**Aim:**
Output the lines from the one containing "iqr-box (254, 192, 291, 325)" through the one containing "legend-frame (795, 231, 999, 327)", inclusive, reproducing each character for character.
— Start of Exercise input —
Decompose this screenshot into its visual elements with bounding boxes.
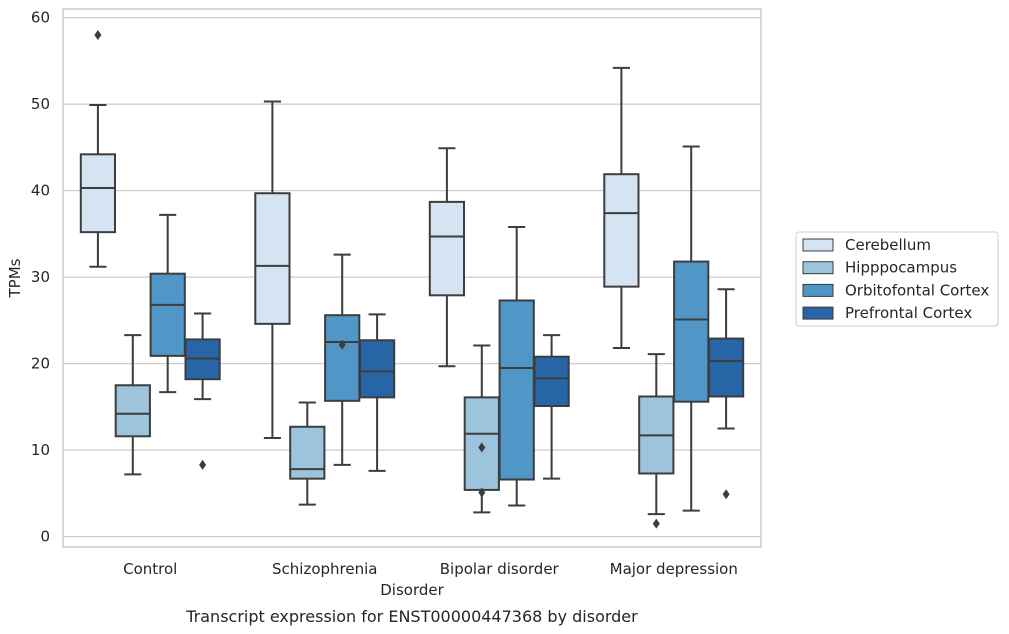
iqr-box (254, 192, 291, 325)
x-axis-ticks: Control Schizophrenia Bipolar disorder Majo… (123, 560, 738, 578)
box-orbitofontal-cortex (673, 145, 710, 512)
legend-swatch (802, 238, 834, 252)
iqr-box (149, 272, 186, 357)
legend-label: Cerebellum (845, 236, 931, 254)
x-tick-label: Bipolar disorder (440, 560, 560, 578)
outlier-point (199, 459, 207, 470)
outlier-point (478, 487, 486, 498)
y-tick-label: 50 (31, 95, 50, 113)
iqr-box (79, 153, 117, 234)
iqr-box (603, 173, 640, 288)
box-cerebellum (603, 66, 640, 350)
outlier-point (722, 489, 730, 500)
figure-caption: Transcript expression for ENST0000044736… (185, 607, 638, 626)
outlier-point (94, 29, 102, 40)
legend-swatch (802, 283, 834, 297)
iqr-box (324, 314, 361, 402)
iqr-box (533, 355, 570, 408)
y-tick-label: 20 (31, 355, 50, 373)
legend-swatch (802, 306, 834, 320)
iqr-box (358, 339, 396, 399)
x-axis-label: Disorder (380, 581, 444, 599)
box-cerebellum (428, 147, 466, 368)
y-tick-label: 10 (31, 441, 50, 459)
box-prefrontal-cortex (184, 312, 221, 470)
outlier-point (652, 518, 660, 529)
legend-label: Hipppocampus (845, 259, 957, 277)
y-tick-label: 40 (31, 182, 50, 200)
y-tick-label: 60 (31, 9, 50, 27)
box-hipppocampus (638, 353, 675, 529)
box-hipppocampus (114, 334, 151, 476)
iqr-box (289, 425, 326, 480)
iqr-box (428, 200, 466, 297)
box-cerebellum (79, 29, 117, 268)
outlier-point (478, 442, 486, 453)
boxes-layer (79, 29, 745, 529)
y-tick-label: 0 (40, 528, 50, 546)
x-tick-label: Major depression (610, 560, 738, 578)
box-prefrontal-cortex (707, 288, 745, 500)
y-tick-label: 30 (31, 268, 50, 286)
box-orbitofontal-cortex (498, 225, 535, 507)
x-tick-label: Schizophrenia (272, 560, 377, 578)
legend-frame (795, 231, 999, 327)
legend: Cerebellum Hipppocampus Orbitofontal Corte… (795, 231, 999, 327)
box-hipppocampus (289, 401, 326, 506)
legend-swatch (802, 261, 834, 275)
box-prefrontal-cortex (533, 334, 570, 480)
outlier-point (338, 339, 346, 350)
legend-label: Orbitofontal Cortex (845, 281, 989, 299)
iqr-box (498, 299, 535, 481)
box-prefrontal-cortex (358, 313, 396, 472)
x-tick-label: Control (123, 560, 177, 578)
box-hipppocampus (463, 344, 500, 514)
iqr-box (707, 337, 745, 398)
box-orbitofontal-cortex (149, 213, 186, 394)
legend-label: Prefrontal Cortex (845, 304, 972, 322)
box-cerebellum (254, 100, 291, 440)
iqr-box (114, 384, 151, 438)
iqr-box (673, 260, 710, 403)
y-axis-ticks: 0 10 20 30 40 50 60 (31, 9, 50, 546)
y-axis-label: TPMs (6, 258, 24, 298)
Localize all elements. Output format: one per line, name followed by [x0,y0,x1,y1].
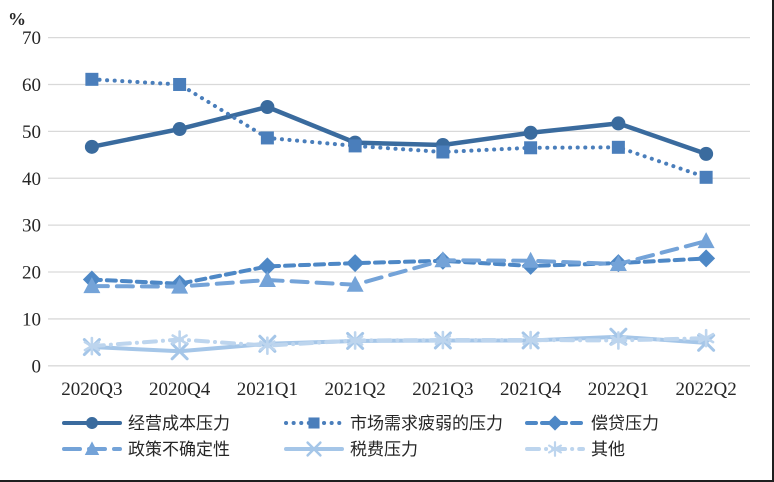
marker-diamond [547,415,563,431]
marker-x [306,441,322,457]
series-operating-cost-pressure [84,99,714,161]
marker-triangle [609,255,627,272]
marker-triangle [83,277,101,294]
legend-label-policy-uncertainty: 政策不确定性 [128,440,230,459]
y-tick-label-70: 70 [22,28,41,49]
y-tick-label-0: 0 [32,356,42,377]
y-tick-label-20: 20 [22,263,41,284]
y-tick-label-50: 50 [22,122,41,143]
legend-item-loan-repayment-pressure: 偿贷压力 [525,414,659,433]
y-tick-label-60: 60 [22,75,41,96]
x-tick-label-2021Q4: 2021Q4 [500,379,562,400]
legend-item-operating-cost-pressure: 经营成本压力 [62,414,230,433]
x-tick-label-2021Q2: 2021Q2 [325,379,386,400]
legend-label-tax-fee-pressure: 税费压力 [350,440,418,459]
legend-item-other: 其他 [525,440,625,459]
marker-asterisk [259,336,276,355]
series-other [83,328,715,356]
legend-label-loan-repayment-pressure: 偿贷压力 [591,414,659,433]
marker-circle [523,125,538,140]
series-line-operating-cost-pressure [89,104,709,157]
marker-circle [260,99,275,114]
legend-label-operating-cost-pressure: 经营成本压力 [128,414,230,433]
legend-label-weak-market-demand-pressure: 市场需求疲弱的压力 [350,414,503,433]
marker-circle [699,146,714,161]
x-axis-labels: 2020Q3 2020Q4 2021Q1 2021Q2 2021Q3 2021Q4 2022… [61,379,736,400]
marker-triangle [346,275,364,292]
x-tick-label-2022Q2: 2022Q2 [676,379,737,400]
marker-asterisk [83,336,101,356]
marker-asterisk [548,441,562,457]
legend-label-other: 其他 [591,440,625,459]
x-tick-label-2020Q4: 2020Q4 [149,379,211,400]
marker-triangle [171,277,189,294]
marker-asterisk [434,330,452,350]
x-tick-label-2021Q3: 2021Q3 [412,379,473,400]
marker-asterisk [610,331,627,350]
marker-asterisk [697,328,715,348]
x-tick-label-2020Q3: 2020Q3 [61,379,122,400]
series-line-weak-market-demand-pressure [89,77,709,180]
y-axis-unit-label: % [8,9,26,29]
marker-circle [84,139,99,154]
series-line-policy-uncertainty [89,239,709,289]
x-tick-label-2021Q1: 2021Q1 [237,379,298,400]
marker-circle [86,417,98,429]
marker-triangle [522,251,540,268]
legend-item-tax-fee-pressure: 税费压力 [284,440,418,459]
marker-square [699,170,713,184]
marker-asterisk [171,330,188,349]
marker-diamond [258,257,277,276]
marker-triangle [434,251,452,268]
x-tick-label-2022Q1: 2022Q1 [588,379,649,400]
marker-triangle [697,232,715,249]
legend-item-weak-market-demand-pressure: 市场需求疲弱的压力 [284,414,503,433]
marker-x [170,342,189,361]
y-tick-label-40: 40 [22,169,41,190]
marker-circle [611,116,626,131]
marker-square [348,139,362,153]
gridlines [48,36,750,367]
marker-square [85,72,99,86]
legend-item-policy-uncertainty: 政策不确定性 [62,440,230,459]
series-line-other [89,336,709,349]
marker-square [260,131,274,145]
y-tick-label-30: 30 [22,216,41,237]
marker-square [611,140,625,154]
y-tick-label-10: 10 [22,309,41,330]
series-weak-market-demand-pressure [85,72,713,184]
marker-asterisk [346,331,364,350]
marker-asterisk [522,330,539,350]
marker-diamond [697,249,716,268]
marker-diamond [346,254,365,273]
marker-square [524,141,538,155]
series-policy-uncertainty [83,232,715,294]
marker-square [308,417,320,429]
marker-triangle [258,270,276,287]
marker-square [173,77,187,91]
marker-circle [172,122,187,137]
marker-triangle [84,441,100,455]
marker-square [436,145,450,159]
y-axis-labels: 0 10 20 30 40 50 60 70 [22,28,41,377]
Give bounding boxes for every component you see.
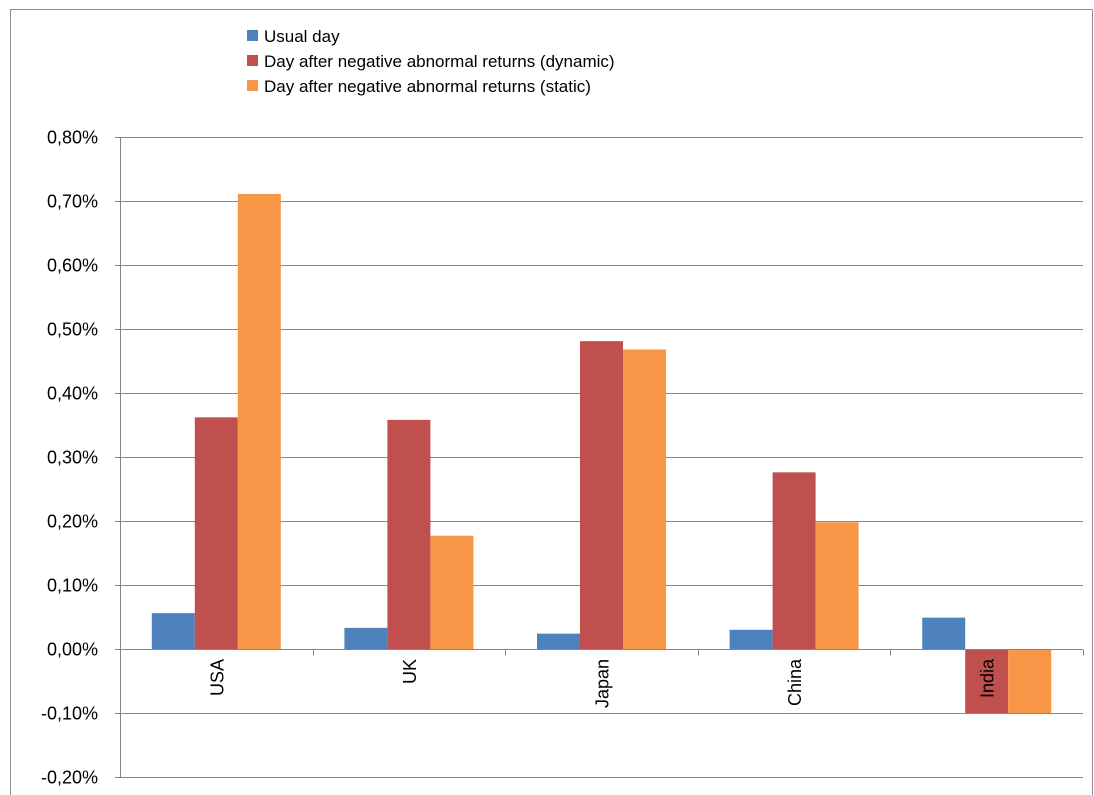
chart-area-border	[10, 9, 1093, 795]
x-category-label: India	[978, 658, 998, 698]
bar	[430, 535, 474, 649]
bar	[387, 419, 431, 649]
y-tick-label: -0,10%	[41, 704, 98, 724]
y-tick-label: 0,10%	[47, 576, 98, 596]
x-axis-category-labels: USA UK Japan China India	[207, 658, 997, 708]
bar	[965, 649, 1009, 713]
bar	[922, 617, 966, 649]
y-tick-label: -0,20%	[41, 768, 98, 788]
bar	[623, 349, 666, 649]
y-tick-label: 0,50%	[47, 320, 98, 340]
legend-swatch	[247, 80, 258, 91]
bars	[151, 193, 1052, 713]
legend-label: Usual day	[264, 27, 340, 46]
y-tick-label: 0,80%	[47, 128, 98, 148]
y-tick-label: 0,60%	[47, 256, 98, 276]
bar	[194, 417, 238, 649]
y-tick-label: 0,40%	[47, 384, 98, 404]
x-category-label: UK	[400, 659, 420, 684]
bar	[537, 633, 580, 649]
bar	[344, 627, 388, 649]
legend-swatch	[247, 30, 258, 41]
y-tick-label: 0,30%	[47, 448, 98, 468]
bar	[772, 472, 816, 649]
bar	[151, 613, 195, 649]
x-category-label: China	[785, 658, 805, 706]
chart-border	[10, 9, 1093, 795]
bar	[729, 629, 773, 649]
bar	[1008, 649, 1052, 713]
legend-label: Day after negative abnormal returns (sta…	[264, 77, 591, 96]
x-category-label: USA	[207, 659, 227, 696]
y-tick-label: 0,20%	[47, 512, 98, 532]
axes	[120, 137, 1084, 777]
legend: Usual day Day after negative abnormal ret…	[247, 27, 615, 96]
y-tick-label: 0,00%	[47, 640, 98, 660]
bar	[815, 522, 859, 649]
bar	[237, 193, 281, 649]
legend-label: Day after negative abnormal returns (dyn…	[264, 52, 615, 71]
x-category-label: Japan	[593, 659, 613, 708]
y-tick-label: 0,70%	[47, 192, 98, 212]
y-axis-tick-labels: -0,20% -0,10% 0,00% 0,10% 0,20% 0,30% 0,40% 0,5…	[41, 128, 98, 788]
legend-swatch	[247, 55, 258, 66]
bar	[580, 341, 623, 649]
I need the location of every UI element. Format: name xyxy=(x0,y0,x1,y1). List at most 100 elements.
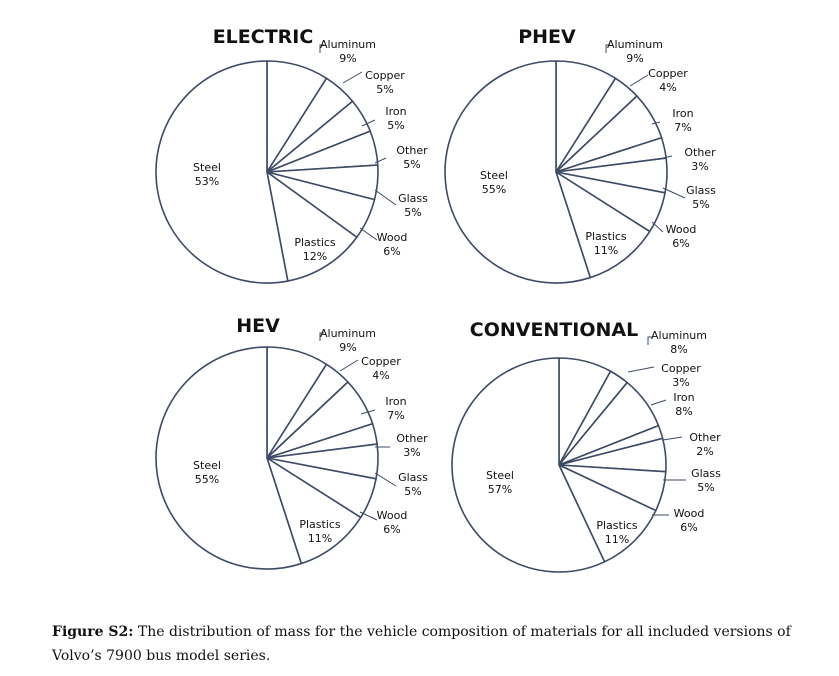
— End of Exercise input —
**The result:**
iqr-box (254, 192, 291, 325)
x-axis-ticks: Control Schizophrenia Bipolar disorder Majo… (123, 560, 738, 578)
box-orbitofontal-cortex (673, 145, 710, 512)
legend-swatch (802, 238, 834, 252)
iqr-box (149, 272, 186, 357)
legend-label: Cerebellum (845, 236, 931, 254)
x-tick-label: Bipolar disorder (440, 560, 560, 578)
outlier-point (199, 459, 207, 470)
outlier-point (478, 487, 486, 498)
y-tick-label: 50 (31, 95, 50, 113)
iqr-box (79, 153, 117, 234)
iqr-box (603, 173, 640, 288)
box-cerebellum (603, 66, 640, 350)
outlier-point (722, 489, 730, 500)
figure-caption: Transcript expression for ENST0000044736… (185, 607, 638, 626)
outlier-point (94, 29, 102, 40)
legend-swatch (802, 283, 834, 297)
iqr-box (324, 314, 361, 402)
iqr-box (533, 355, 570, 408)
y-tick-label: 20 (31, 355, 50, 373)
legend-swatch (802, 306, 834, 320)
iqr-box (358, 339, 396, 399)
x-axis-label: Disorder (380, 581, 444, 599)
box-cerebellum (428, 147, 466, 368)
y-tick-label: 10 (31, 441, 50, 459)
box-prefrontal-cortex (184, 312, 221, 470)
outlier-point (652, 518, 660, 529)
legend-label: Hipppocampus (845, 259, 957, 277)
y-tick-label: 40 (31, 182, 50, 200)
y-tick-label: 60 (31, 9, 50, 27)
box-hipppocampus (638, 353, 675, 529)
box-hipppocampus (114, 334, 151, 476)
iqr-box (289, 425, 326, 480)
iqr-box (428, 200, 466, 297)
box-cerebellum (79, 29, 117, 268)
outlier-point (478, 442, 486, 453)
boxes-layer (79, 29, 745, 529)
y-tick-label: 0 (40, 528, 50, 546)
x-tick-label: Major depression (610, 560, 738, 578)
box-prefrontal-cortex (707, 288, 745, 500)
y-tick-label: 30 (31, 268, 50, 286)
box-orbitofontal-cortex (498, 225, 535, 507)
x-tick-label: Schizophrenia (272, 560, 377, 578)
legend-frame (795, 231, 999, 327)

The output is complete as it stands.